SOURCE DOCUMENT:
###
It’s easier to triangulate our friends’ judgments than our own. Imagine, for instance, sitting between two friends who are rooting for opposite teams in a game you’re not personally invested in. And let’s say that they are both emotionally invested enough in the outcome that they’re at least tempted to view each call in favor of their team as fair but each call against their team as a travesty. You’re in a tough position as a friend of both people but in a great position to test which of these people is more objective. You get to evaluate each call by the officials, and to hear both sides’ responses to those calls, without being swayed by your own elation or devastation as a fan. If you put your mind to it, you can probably give a fair judgment about which of these two friends is best able to set aside what she wants to be true and see accurately what actually is true. (Please be warned that usually isn’t a service that people want from their friends unless they’ve asked for it. And sometimes not even then.)

It’s much tougher, of course, to triangulate your own judgments like this. You can try, but you have to put yourself in two positions at once: you have to be both the interested fan and the disinterested observer of the fan. Most of us don’t do this naturally but there are some tricks that can help, as one of my favorite stories shows. Early in his career an Israeli psychology professor was put in charge of a special project. He headed an interdisciplinary committee tasked with running a major conference and then publishing the conference papers as a book . As it happens, the theme for this conference was objectivity.
###
DATA IN THIS EXERCISE:
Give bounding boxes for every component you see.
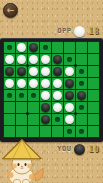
cell-d2[interactable] bbox=[40, 54, 52, 66]
white-disc bbox=[17, 79, 26, 88]
black-disc bbox=[53, 55, 62, 64]
white-disc bbox=[65, 103, 74, 112]
cell-h5[interactable] bbox=[88, 90, 100, 102]
cell-a3[interactable] bbox=[4, 66, 16, 78]
hint-dot bbox=[67, 57, 72, 62]
cell-d5[interactable] bbox=[40, 90, 52, 102]
white-disc bbox=[29, 55, 38, 64]
cell-h6[interactable] bbox=[88, 102, 100, 114]
white-disc bbox=[53, 103, 62, 112]
cell-f4[interactable] bbox=[64, 78, 76, 90]
cell-e3[interactable] bbox=[52, 66, 64, 78]
opponent-label: OPP bbox=[57, 27, 71, 35]
black-disc bbox=[41, 103, 50, 112]
white-disc bbox=[41, 55, 50, 64]
cell-a1[interactable] bbox=[4, 42, 16, 54]
board bbox=[0, 38, 103, 142]
game-screen: ← OPP 18 YOU 10 bbox=[0, 0, 103, 183]
white-disc bbox=[41, 79, 50, 88]
cell-c5[interactable] bbox=[28, 90, 40, 102]
player-score-panel: YOU 10 bbox=[57, 143, 99, 155]
cell-d3[interactable] bbox=[40, 66, 52, 78]
hint-dot bbox=[67, 129, 72, 134]
cell-d6[interactable] bbox=[40, 102, 52, 114]
cell-g3[interactable] bbox=[76, 66, 88, 78]
black-disc bbox=[17, 67, 26, 76]
cell-g5[interactable] bbox=[76, 90, 88, 102]
cell-e7[interactable] bbox=[52, 114, 64, 126]
cell-c4[interactable] bbox=[28, 78, 40, 90]
white-disc bbox=[17, 55, 26, 64]
cell-h8[interactable] bbox=[88, 126, 100, 138]
opponent-score: 18 bbox=[88, 27, 99, 36]
cell-g7[interactable] bbox=[76, 114, 88, 126]
cell-h7[interactable] bbox=[88, 114, 100, 126]
white-disc bbox=[5, 79, 14, 88]
black-disc bbox=[65, 91, 74, 100]
hint-dot bbox=[79, 81, 84, 86]
black-disc-icon bbox=[74, 144, 85, 155]
black-disc bbox=[41, 115, 50, 124]
hint-dot bbox=[43, 45, 48, 50]
cell-f8[interactable] bbox=[64, 126, 76, 138]
black-disc bbox=[65, 79, 74, 88]
black-disc bbox=[29, 43, 38, 52]
back-arrow-icon: ← bbox=[7, 6, 15, 15]
cell-d7[interactable] bbox=[40, 114, 52, 126]
cell-e8[interactable] bbox=[52, 126, 64, 138]
cell-f1[interactable] bbox=[64, 42, 76, 54]
cell-f7[interactable] bbox=[64, 114, 76, 126]
cell-a2[interactable] bbox=[4, 54, 16, 66]
cell-f3[interactable] bbox=[64, 66, 76, 78]
cell-b7[interactable] bbox=[16, 114, 28, 126]
cell-g1[interactable] bbox=[76, 42, 88, 54]
cell-b5[interactable] bbox=[16, 90, 28, 102]
hint-dot bbox=[79, 129, 84, 134]
cell-c1[interactable] bbox=[28, 42, 40, 54]
cell-h4[interactable] bbox=[88, 78, 100, 90]
white-disc bbox=[65, 67, 74, 76]
white-disc bbox=[29, 67, 38, 76]
white-disc bbox=[17, 43, 26, 52]
black-disc bbox=[5, 67, 14, 76]
white-disc bbox=[53, 91, 62, 100]
star-point bbox=[74, 112, 77, 115]
cell-f5[interactable] bbox=[64, 90, 76, 102]
hint-dot bbox=[7, 45, 12, 50]
cell-h3[interactable] bbox=[88, 66, 100, 78]
cell-e6[interactable] bbox=[52, 102, 64, 114]
cell-e4[interactable] bbox=[52, 78, 64, 90]
cell-d1[interactable] bbox=[40, 42, 52, 54]
white-disc bbox=[53, 79, 62, 88]
hint-dot bbox=[79, 69, 84, 74]
white-disc bbox=[41, 91, 50, 100]
star-point bbox=[26, 64, 29, 67]
cell-b3[interactable] bbox=[16, 66, 28, 78]
white-disc bbox=[65, 115, 74, 124]
hint-dot bbox=[31, 93, 36, 98]
white-disc bbox=[5, 55, 14, 64]
white-disc-icon bbox=[74, 26, 85, 37]
black-disc bbox=[77, 91, 86, 100]
white-disc bbox=[41, 67, 50, 76]
player-score: 10 bbox=[88, 145, 99, 154]
cell-e2[interactable] bbox=[52, 54, 64, 66]
cell-e1[interactable] bbox=[52, 42, 64, 54]
hint-dot bbox=[55, 117, 60, 122]
cell-c6[interactable] bbox=[28, 102, 40, 114]
cell-g8[interactable] bbox=[76, 126, 88, 138]
cell-h1[interactable] bbox=[88, 42, 100, 54]
cell-a6[interactable] bbox=[4, 102, 16, 114]
star-point bbox=[26, 112, 29, 115]
cell-a5[interactable] bbox=[4, 90, 16, 102]
cell-g6[interactable] bbox=[76, 102, 88, 114]
star-point bbox=[74, 64, 77, 67]
cell-b4[interactable] bbox=[16, 78, 28, 90]
hint-dot bbox=[19, 93, 24, 98]
cell-h2[interactable] bbox=[88, 54, 100, 66]
cell-c3[interactable] bbox=[28, 66, 40, 78]
cell-c7[interactable] bbox=[28, 114, 40, 126]
opponent-score-panel: OPP 18 bbox=[57, 25, 99, 37]
cell-g2[interactable] bbox=[76, 54, 88, 66]
white-disc bbox=[29, 79, 38, 88]
black-disc bbox=[53, 67, 62, 76]
player-label: YOU bbox=[57, 145, 71, 153]
cell-a7[interactable] bbox=[4, 114, 16, 126]
hint-dot bbox=[79, 105, 84, 110]
cat-mascot bbox=[0, 137, 46, 183]
cell-d4[interactable] bbox=[40, 78, 52, 90]
cell-a4[interactable] bbox=[4, 78, 16, 90]
back-button[interactable]: ← bbox=[3, 3, 18, 18]
cell-e5[interactable] bbox=[52, 90, 64, 102]
board-grid bbox=[3, 41, 100, 138]
cell-c2[interactable] bbox=[28, 54, 40, 66]
cell-b1[interactable] bbox=[16, 42, 28, 54]
cell-g4[interactable] bbox=[76, 78, 88, 90]
hint-dot bbox=[7, 93, 12, 98]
###
WHAT TO WORK ON:
(a) Can you arrange the lines of the records, from the line holding "cell-d2[interactable] bbox=[40, 54, 52, 66]" through the line holding "black-disc bbox=[17, 67, 26, 76]", both included, as a JSON list of strings with one string per line and blank lines omitted?
(b) Could you pick up the passage on triangulating judgments and continue it from its final sentence?

ANSWERS TO THE TASKS:
(a)
[
  "cell-d2[interactable] bbox=[40, 54, 52, 66]",
  "white-disc bbox=[17, 79, 26, 88]",
  "black-disc bbox=[53, 55, 62, 64]",
  "white-disc bbox=[65, 103, 74, 112]",
  "cell-h5[interactable] bbox=[88, 90, 100, 102]",
  "cell-a3[interactable] bbox=[4, 66, 16, 78]",
  "hint-dot bbox=[67, 57, 72, 62]",
  "cell-d5[interactable] bbox=[40, 90, 52, 102]",
  "white-disc bbox=[29, 55, 38, 64]",
  "cell-h6[interactable] bbox=[88, 102, 100, 114]",
  "white-disc bbox=[53, 103, 62, 112]",
  "cell-f4[interactable] bbox=[64, 78, 76, 90]",
  "cell-e3[interactable] bbox=[52, 66, 64, 78]",
  "opponent-label: OPP bbox=[57, 27, 71, 35]",
  "black-disc bbox=[41, 103, 50, 112]",
  "white-disc bbox=[41, 55, 50, 64]",
  "cell-a1[interactable] bbox=[4, 42, 16, 54]",
  "board bbox=[0, 38, 103, 142]",
  "game-screen: ← OPP 18 YOU 10 bbox=[0, 0, 103, 183]",
  "white-disc bbox=[41, 79, 50, 88]",
  "cell-c5[interactable] bbox=[28, 90, 40, 102]",
  "player-score-panel: YOU 10 bbox=[57, 143, 99, 155]",
  "cell-d3[interactable] bbox=[40, 66, 52, 78]",
  "hint-dot bbox=[67, 129, 72, 134]",
  "cell-d6[interactable] bbox=[40, 102, 52, 114]",
  "cell-g3[interactable] bbox=[76, 66, 88, 78]",
  "black-disc bbox=[17, 67, 26, 76]"
]

(b)
At the committee’s third meeting the psychology professor said, “Let’s use some of these objectivity developing techniques we’ll be talking about at the conference on ourselves. First, let’s check out our subjective intuitions. How long do we think that this whole project is going to take from start to finish?” They went around the room giving their best guesses. Their answers ranged from twelve months to two and a half years, with eighteen months as the median answer.

Then the professor said, “Now let’s ground our judgments more objectively. Dean, you’ve worked with two of these projects already, correct?”

The dean said he had.

“From what you’ve seen so far, would you say our group is performing better, worse, or on par with those other two groups?”

The dean answered, “Probably a bit worse, actually. We’re going a little slower.”

Then the professor asked, “And how long did those two earlier projects take from start to finish?”

The dean blanched. “They both took eight years.” He had had this evidence at his disposal when he gave his more subjective answer earlier, yet then he had said he thought the current project would only require two years.

It took nine.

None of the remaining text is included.